■ **Problems**:
[A] List the keywords given for the excerpt on Ottoman manuscript culture.
[B] Carry on writing the excerpt on Ottoman manuscript culture, picking up after its last sentence.

:: Source ::

In lieu of an abstract, here is a brief excerpt of the content:

  • Reading Modernity in (and out) of the Ottoman Empire
  • Nir Shafir (bio)
Keywords

Early Modern, Manuscript Culture, Ottoman Empire

The Ottomans certainly loved their books. From the massive book collections of bureaucrats to the books a father gifted to his daughter whom he affectionately called “Miss Molla (Monlā Ḫānım),” evidence of bibliophilia is never far off.1 Ottoman books were overwhelmingly copied by hand rather than printed, much to the surprise of those unfamiliar with the field. Until recently, the persistence of this manuscript culture flummoxed many historians too, who insistently focused on why Muslims failed to adopt print until the late nineteenth century. Now, though, scholars are beginning to look at the empire’s manuscript culture not as a static medieval holdover, but as an evolving and lively creature. We can point to a high and possibly increasing rate of book ownership, the establishment of public libraries, a flourishing world of cheap pamphlets and stories, and a new class of lay readers and writers who took tentative steps onto the intellectual scene.2 Should we classify such developments as an incipient modernity, an Ottoman early modernity, that was located not in print but in manuscripts?

:::
:: Information provided ::

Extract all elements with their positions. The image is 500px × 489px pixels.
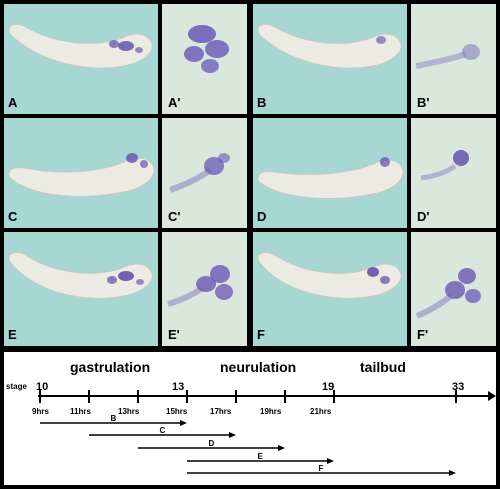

:::

■ **Answers for the tasks**:
[A] Early Modern, Manuscript Culture, Ottoman Empire

[B]
Let me suggest no. As tempting as it might seem, we should refrain from viewing these developments through the lens of early modernity. Not because manuscripts are somehow unmodern, but because the very search for a birth of modernity directs us to the wrong questions. The concept of global early [End Page 64] modernity has fruitfully allowed us to utilize categories beyond the boundaries of the Ottoman Empire, to tie it to similar developments in Europe and Asia, and, through predominantly European analogues, to offer alternative interpretations to the story of Ottoman decline. There has been a productive discussion as to whether and how we should use European exemplars in our analysis,3 but these quibbles over the spatial boundaries of early modernity gloss over the real problem—modernity’s temporal limits.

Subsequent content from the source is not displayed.